- **What you will do**:
Give back each entry unchanged, minus pictures.

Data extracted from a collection
** begin **

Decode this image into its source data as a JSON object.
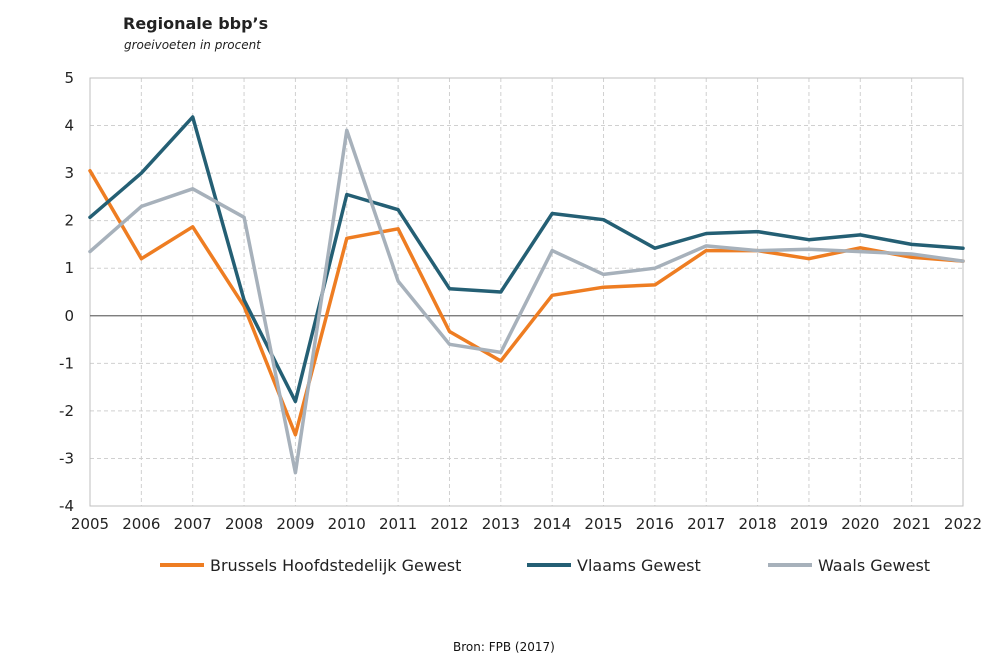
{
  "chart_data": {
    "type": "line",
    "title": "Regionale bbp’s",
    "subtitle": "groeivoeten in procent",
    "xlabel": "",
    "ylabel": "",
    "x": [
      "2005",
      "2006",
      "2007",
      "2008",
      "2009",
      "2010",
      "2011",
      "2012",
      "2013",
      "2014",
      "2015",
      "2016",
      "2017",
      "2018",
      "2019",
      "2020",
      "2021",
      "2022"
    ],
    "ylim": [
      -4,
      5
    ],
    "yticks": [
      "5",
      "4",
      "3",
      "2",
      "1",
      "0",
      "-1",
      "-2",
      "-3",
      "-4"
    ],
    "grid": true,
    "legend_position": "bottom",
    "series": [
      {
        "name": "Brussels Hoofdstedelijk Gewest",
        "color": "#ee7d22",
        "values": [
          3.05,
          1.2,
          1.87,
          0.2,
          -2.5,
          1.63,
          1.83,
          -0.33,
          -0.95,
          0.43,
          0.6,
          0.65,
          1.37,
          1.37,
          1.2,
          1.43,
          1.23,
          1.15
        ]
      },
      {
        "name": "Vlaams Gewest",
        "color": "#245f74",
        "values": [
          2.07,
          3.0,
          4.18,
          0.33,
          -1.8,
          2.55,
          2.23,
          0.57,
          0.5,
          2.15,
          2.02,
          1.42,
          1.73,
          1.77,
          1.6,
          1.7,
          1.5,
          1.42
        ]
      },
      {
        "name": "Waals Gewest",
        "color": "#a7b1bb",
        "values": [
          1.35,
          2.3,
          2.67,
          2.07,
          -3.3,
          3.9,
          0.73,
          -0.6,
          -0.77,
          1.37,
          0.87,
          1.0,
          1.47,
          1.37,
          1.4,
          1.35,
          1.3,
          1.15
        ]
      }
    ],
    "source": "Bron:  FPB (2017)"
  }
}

** end **

- **Completed exercise**:
Decode this image into its source data as a JSON object.
{
  "chart_data": {
    "type": "line",
    "title": "Regionale bbp’s",
    "subtitle": "groeivoeten in procent",
    "xlabel": "",
    "ylabel": "",
    "x": [
      "2005",
      "2006",
      "2007",
      "2008",
      "2009",
      "2010",
      "2011",
      "2012",
      "2013",
      "2014",
      "2015",
      "2016",
      "2017",
      "2018",
      "2019",
      "2020",
      "2021",
      "2022"
    ],
    "ylim": [
      -4,
      5
    ],
    "yticks": [
      "5",
      "4",
      "3",
      "2",
      "1",
      "0",
      "-1",
      "-2",
      "-3",
      "-4"
    ],
    "grid": true,
    "legend_position": "bottom",
    "series": [
      {
        "name": "Brussels Hoofdstedelijk Gewest",
        "color": "#ee7d22",
        "values": [
          3.05,
          1.2,
          1.87,
          0.2,
          -2.5,
          1.63,
          1.83,
          -0.33,
          -0.95,
          0.43,
          0.6,
          0.65,
          1.37,
          1.37,
          1.2,
          1.43,
          1.23,
          1.15
        ]
      },
      {
        "name": "Vlaams Gewest",
        "color": "#245f74",
        "values": [
          2.07,
          3.0,
          4.18,
          0.33,
          -1.8,
          2.55,
          2.23,
          0.57,
          0.5,
          2.15,
          2.02,
          1.42,
          1.73,
          1.77,
          1.6,
          1.7,
          1.5,
          1.42
        ]
      },
      {
        "name": "Waals Gewest",
        "color": "#a7b1bb",
        "values": [
          1.35,
          2.3,
          2.67,
          2.07,
          -3.3,
          3.9,
          0.73,
          -0.6,
          -0.77,
          1.37,
          0.87,
          1.0,
          1.47,
          1.37,
          1.4,
          1.35,
          1.3,
          1.15
        ]
      }
    ],
    "source": "Bron:  FPB (2017)"
  }
}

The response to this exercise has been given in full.